§ Entries from a dataset:
***

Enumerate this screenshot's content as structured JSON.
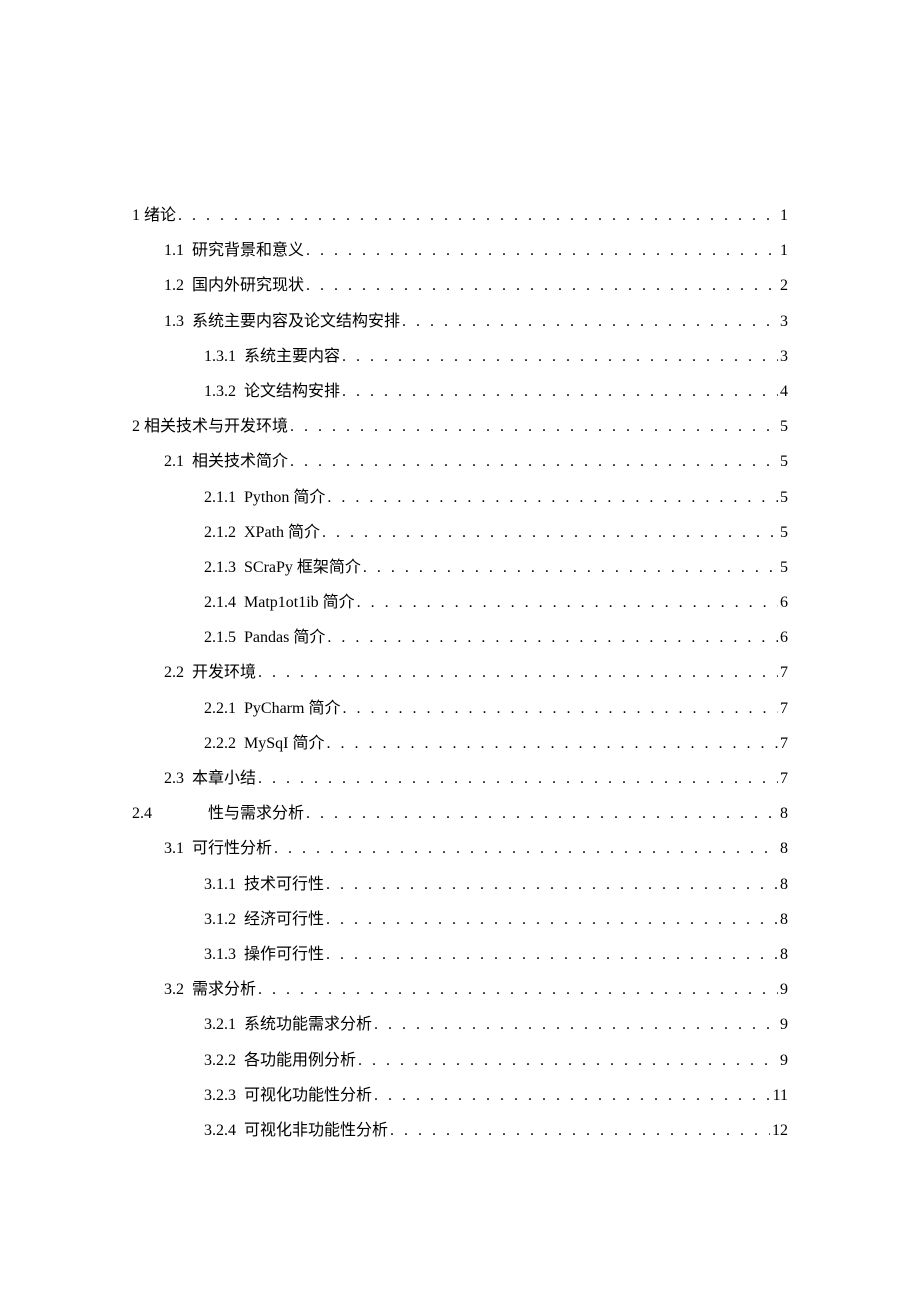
{
  "toc": [
    {
      "level": 0,
      "num": "1",
      "title": "绪论",
      "page": "1"
    },
    {
      "level": 1,
      "num": "1.1",
      "title": "研究背景和意义",
      "page": "1"
    },
    {
      "level": 1,
      "num": "1.2",
      "title": "国内外研究现状",
      "page": "2"
    },
    {
      "level": 1,
      "num": "1.3",
      "title": "系统主要内容及论文结构安排",
      "page": "3"
    },
    {
      "level": 2,
      "num": "1.3.1",
      "title": "系统主要内容",
      "page": "3"
    },
    {
      "level": 2,
      "num": "1.3.2",
      "title": "论文结构安排",
      "page": "4"
    },
    {
      "level": 0,
      "num": "2",
      "title": "相关技术与开发环境",
      "page": "5"
    },
    {
      "level": 1,
      "num": "2.1",
      "title": "相关技术简介",
      "page": "5"
    },
    {
      "level": 2,
      "num": "2.1.1",
      "title": "Python 简介",
      "page": "5"
    },
    {
      "level": 2,
      "num": "2.1.2",
      "title": "XPath 简介",
      "page": "5"
    },
    {
      "level": 2,
      "num": "2.1.3",
      "title": "SCraPy 框架简介",
      "page": "5"
    },
    {
      "level": 2,
      "num": "2.1.4",
      "title": "Matp1ot1ib 简介",
      "page": "6"
    },
    {
      "level": 2,
      "num": "2.1.5",
      "title": "Pandas 简介",
      "page": "6"
    },
    {
      "level": 1,
      "num": "2.2",
      "title": "开发环境",
      "page": "7"
    },
    {
      "level": 2,
      "num": "2.2.1",
      "title": "PyCharm 简介",
      "page": "7"
    },
    {
      "level": 2,
      "num": "2.2.2",
      "title": "MySqI 简介",
      "page": "7"
    },
    {
      "level": 1,
      "num": "2.3",
      "title": "本章小结",
      "page": "7"
    },
    {
      "level": -1,
      "num": "2.4",
      "title": "性与需求分析",
      "page": "8"
    },
    {
      "level": 1,
      "num": "3.1",
      "title": "可行性分析",
      "page": "8"
    },
    {
      "level": 2,
      "num": "3.1.1",
      "title": "技术可行性",
      "page": "8"
    },
    {
      "level": 2,
      "num": "3.1.2",
      "title": "经济可行性",
      "page": "8"
    },
    {
      "level": 2,
      "num": "3.1.3",
      "title": "操作可行性",
      "page": "8"
    },
    {
      "level": 1,
      "num": "3.2",
      "title": "需求分析",
      "page": "9"
    },
    {
      "level": 2,
      "num": "3.2.1",
      "title": "系统功能需求分析",
      "page": "9"
    },
    {
      "level": 2,
      "num": "3.2.2",
      "title": "各功能用例分析",
      "page": "9"
    },
    {
      "level": 2,
      "num": "3.2.3",
      "title": "可视化功能性分析",
      "page": "11"
    },
    {
      "level": 2,
      "num": "3.2.4",
      "title": "可视化非功能性分析",
      "page": "12"
    }
  ]
}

***

§ WORK TO COMPLETE:
Output the data above without changes, apart from leaving out the pictures.

§ OUTPUT OF THE TASK:
Enumerate this screenshot's content as structured JSON.
{
  "toc": [
    {
      "level": 0,
      "num": "1",
      "title": "绪论",
      "page": "1"
    },
    {
      "level": 1,
      "num": "1.1",
      "title": "研究背景和意义",
      "page": "1"
    },
    {
      "level": 1,
      "num": "1.2",
      "title": "国内外研究现状",
      "page": "2"
    },
    {
      "level": 1,
      "num": "1.3",
      "title": "系统主要内容及论文结构安排",
      "page": "3"
    },
    {
      "level": 2,
      "num": "1.3.1",
      "title": "系统主要内容",
      "page": "3"
    },
    {
      "level": 2,
      "num": "1.3.2",
      "title": "论文结构安排",
      "page": "4"
    },
    {
      "level": 0,
      "num": "2",
      "title": "相关技术与开发环境",
      "page": "5"
    },
    {
      "level": 1,
      "num": "2.1",
      "title": "相关技术简介",
      "page": "5"
    },
    {
      "level": 2,
      "num": "2.1.1",
      "title": "Python 简介",
      "page": "5"
    },
    {
      "level": 2,
      "num": "2.1.2",
      "title": "XPath 简介",
      "page": "5"
    },
    {
      "level": 2,
      "num": "2.1.3",
      "title": "SCraPy 框架简介",
      "page": "5"
    },
    {
      "level": 2,
      "num": "2.1.4",
      "title": "Matp1ot1ib 简介",
      "page": "6"
    },
    {
      "level": 2,
      "num": "2.1.5",
      "title": "Pandas 简介",
      "page": "6"
    },
    {
      "level": 1,
      "num": "2.2",
      "title": "开发环境",
      "page": "7"
    },
    {
      "level": 2,
      "num": "2.2.1",
      "title": "PyCharm 简介",
      "page": "7"
    },
    {
      "level": 2,
      "num": "2.2.2",
      "title": "MySqI 简介",
      "page": "7"
    },
    {
      "level": 1,
      "num": "2.3",
      "title": "本章小结",
      "page": "7"
    },
    {
      "level": -1,
      "num": "2.4",
      "title": "性与需求分析",
      "page": "8"
    },
    {
      "level": 1,
      "num": "3.1",
      "title": "可行性分析",
      "page": "8"
    },
    {
      "level": 2,
      "num": "3.1.1",
      "title": "技术可行性",
      "page": "8"
    },
    {
      "level": 2,
      "num": "3.1.2",
      "title": "经济可行性",
      "page": "8"
    },
    {
      "level": 2,
      "num": "3.1.3",
      "title": "操作可行性",
      "page": "8"
    },
    {
      "level": 1,
      "num": "3.2",
      "title": "需求分析",
      "page": "9"
    },
    {
      "level": 2,
      "num": "3.2.1",
      "title": "系统功能需求分析",
      "page": "9"
    },
    {
      "level": 2,
      "num": "3.2.2",
      "title": "各功能用例分析",
      "page": "9"
    },
    {
      "level": 2,
      "num": "3.2.3",
      "title": "可视化功能性分析",
      "page": "11"
    },
    {
      "level": 2,
      "num": "3.2.4",
      "title": "可视化非功能性分析",
      "page": "12"
    }
  ]
}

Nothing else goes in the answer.